(Exercise requirements): Hunt for the word "other" across the entries below, copying each line that holds it.

(The data):

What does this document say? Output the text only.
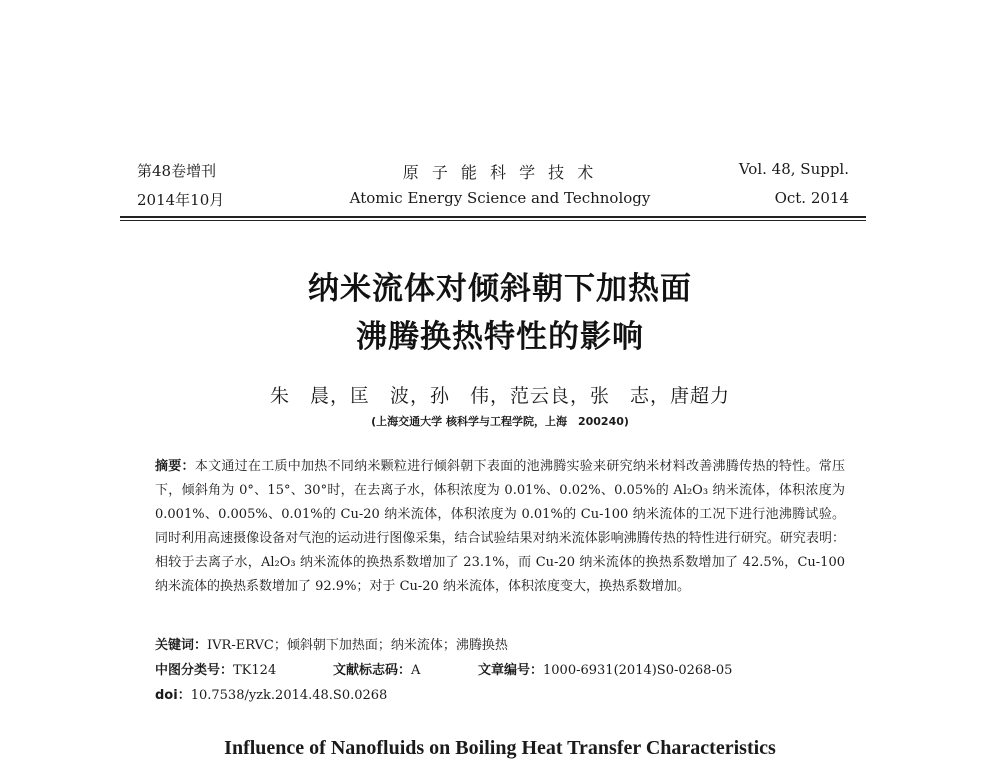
第48卷增刊
2014年10月
原 子 能 科 学 技 术
Atomic Energy Science and Technology
Vol. 48, Suppl.
Oct. 2014
纳米流体对倾斜朝下加热面
沸腾换热特性的影响
朱　晨，匡　波，孙　伟，范云良，张　志，唐超力
(上海交通大学 核科学与工程学院，上海　200240)
摘要：本文通过在工质中加热不同纳米颗粒进行倾斜朝下表面的池沸腾实验来研究纳米材料改善沸腾传热的特性。常压下，倾斜角为 0°、15°、30°时，在去离子水，体积浓度为 0.01%、0.02%、0.05%的 Al₂O₃ 纳米流体，体积浓度为 0.001%、0.005%、0.01%的 Cu-20 纳米流体，体积浓度为 0.01%的 Cu-100 纳米流体的工况下进行池沸腾试验。同时利用高速摄像设备对气泡的运动进行图像采集，结合试验结果对纳米流体影响沸腾传热的特性进行研究。研究表明：相较于去离子水，Al₂O₃ 纳米流体的换热系数增加了 23.1%，而 Cu-20 纳米流体的换热系数增加了 42.5%，Cu-100 纳米流体的换热系数增加了 92.9%；对于 Cu-20 纳米流体，体积浓度变大，换热系数增加。
关键词：IVR-ERVC；倾斜朝下加热面；纳米流体；沸腾换热
中图分类号：TK124	文献标志码：A	文章编号：1000-6931(2014)S0-0268-05
doi：10.7538/yzk.2014.48.S0.0268
Influence of Nanofluids on Boiling Heat Transfer Characteristics
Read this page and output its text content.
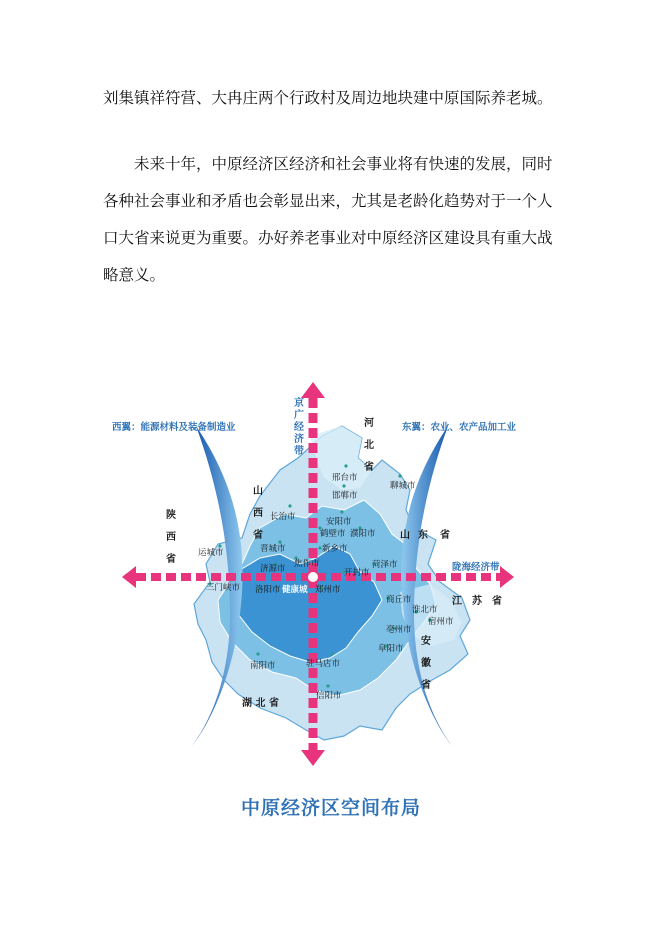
刘集镇祥符营、大冉庄两个行政村及周边地块建中原国际养老城。
未来十年，中原经济区经济和社会事业将有快速的发展，同时
各种社会事业和矛盾也会彰显出来，尤其是老龄化趋势对于一个人
口大省来说更为重要。办好养老事业对中原经济区建设具有重大战
略意义。
京
广
经
济
带
陇海经济带
西翼：能源材料及装备制造业	东翼：农业、农产品加工业
河
北
省
山
西
省
陕
西
省
山 东 省
江 苏 省
安
徽
省
湖 北 省
邢台市
邯郸市
聊城市
长治市	安阳市
鹤壁市 濮阳市
运城市	晋城市	新乡市
焦作市
济源市	菏泽市
开封市
三门峡市 洛阳市	郑州市
健康城
商丘市
宿州市
淮北市
亳州市
阜阳市
南阳市	驻马店市
信阳市
中原经济区空间布局
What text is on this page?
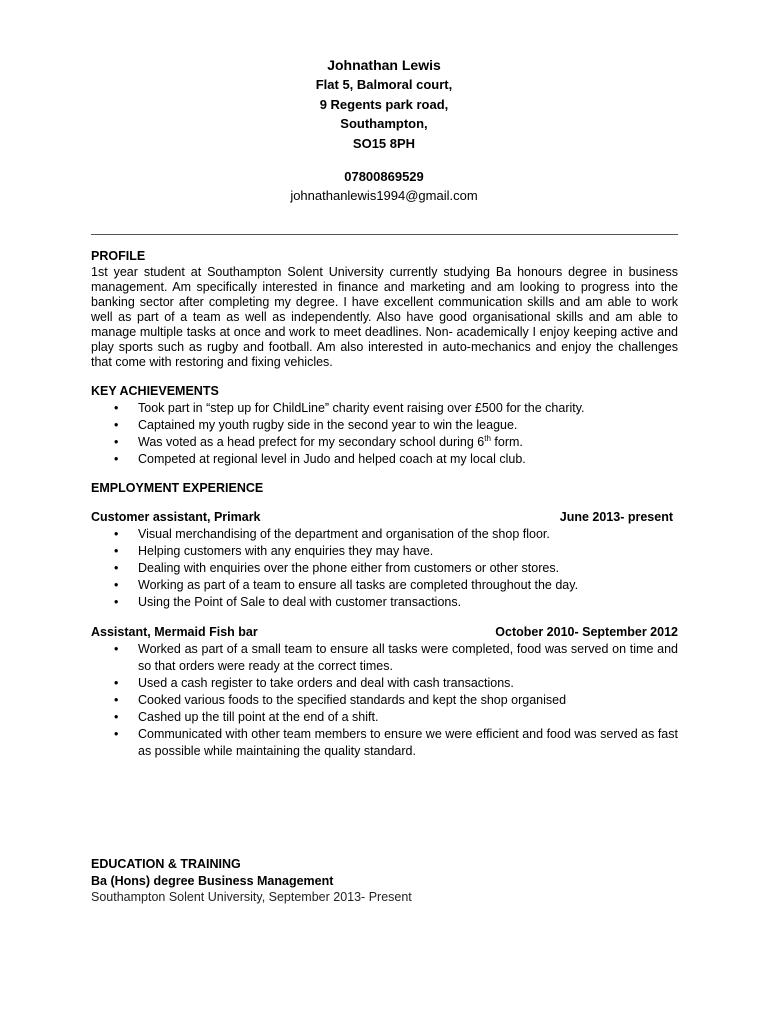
Johnathan Lewis
Flat 5, Balmoral court,
9 Regents park road,
Southampton,
SO15 8PH
07800869529
johnathanlewis1994@gmail.com
PROFILE

1st year student at Southampton Solent University currently studying Ba honours degree in business management. Am specifically interested in finance and marketing and am looking to progress into the banking sector after completing my degree. I have excellent communication skills and am able to work well as part of a team as well as independently. Also have good organisational skills and am able to manage multiple tasks at once and work to meet deadlines. Non- academically I enjoy keeping active and play sports such as rugby and football. Am also interested in auto-mechanics and enjoy the challenges that come with restoring and fixing vehicles.

KEY ACHIEVEMENTS
• Took part in “step up for ChildLine” charity event raising over £500 for the charity.
• Captained my youth rugby side in the second year to win the league.
• Was voted as a head prefect for my secondary school during 6th form.
• Competed at regional level in Judo and helped coach at my local club.
EMPLOYMENT EXPERIENCE
Customer assistant, Primark	June 2013- present
• Visual merchandising of the department and organisation of the shop floor.
• Helping customers with any enquiries they may have.
• Dealing with enquiries over the phone either from customers or other stores.
• Working as part of a team to ensure all tasks are completed throughout the day.
• Using the Point of Sale to deal with customer transactions.
Assistant, Mermaid Fish bar	October 2010- September 2012
• Worked as part of a small team to ensure all tasks were completed, food was served on time and so that orders were ready at the correct times.
• Used a cash register to take orders and deal with cash transactions.
• Cooked various foods to the specified standards and kept the shop organised
• Cashed up the till point at the end of a shift.
• Communicated with other team members to ensure we were efficient and food was served as fast as possible while maintaining the quality standard.
EDUCATION & TRAINING
Ba (Hons) degree Business Management
Southampton Solent University, September 2013- Present
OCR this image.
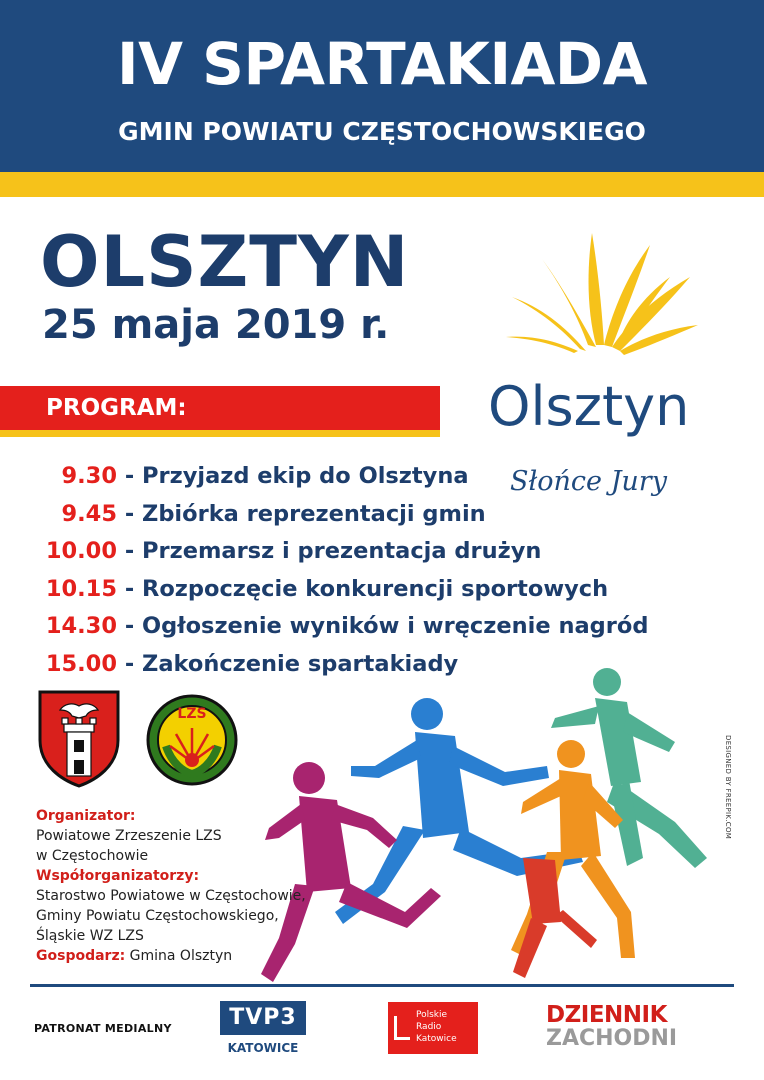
IV SPARTAKIADA
GMIN POWIATU CZĘSTOCHOWSKIEGO
OLSZTYN
25 maja 2019 r.
Olsztyn
Słońce Jury
PROGRAM:
9.30 - Przyjazd ekip do Olsztyna
9.45 - Zbiórka reprezentacji gmin
10.00 - Przemarsz i prezentacja drużyn
10.15 - Rozpoczęcie konkurencji sportowych
14.30 - Ogłoszenie wyników i wręczenie nagród
15.00 - Zakończenie spartakiady
LZS
DESIGNED BY FREEPIK.COM
Organizator:
Powiatowe Zrzeszenie LZS
w Częstochowie
Współorganizatorzy:
Starostwo Powiatowe w Częstochowie,
Gminy Powiatu Częstochowskiego,
Śląskie WZ LZS
Gospodarz: Gmina Olsztyn
PATRONAT MEDIALNY	TVP3
KATOWICE
Polskie
Radio
Katowice
DZIENNIK
ZACHODNI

(Completed exercise):
• Dealing with enquiries over the phone either from customers or other stores.
• Communicated with other team members to ensure we were efficient and food was served as fast as possible while maintaining the quality standard.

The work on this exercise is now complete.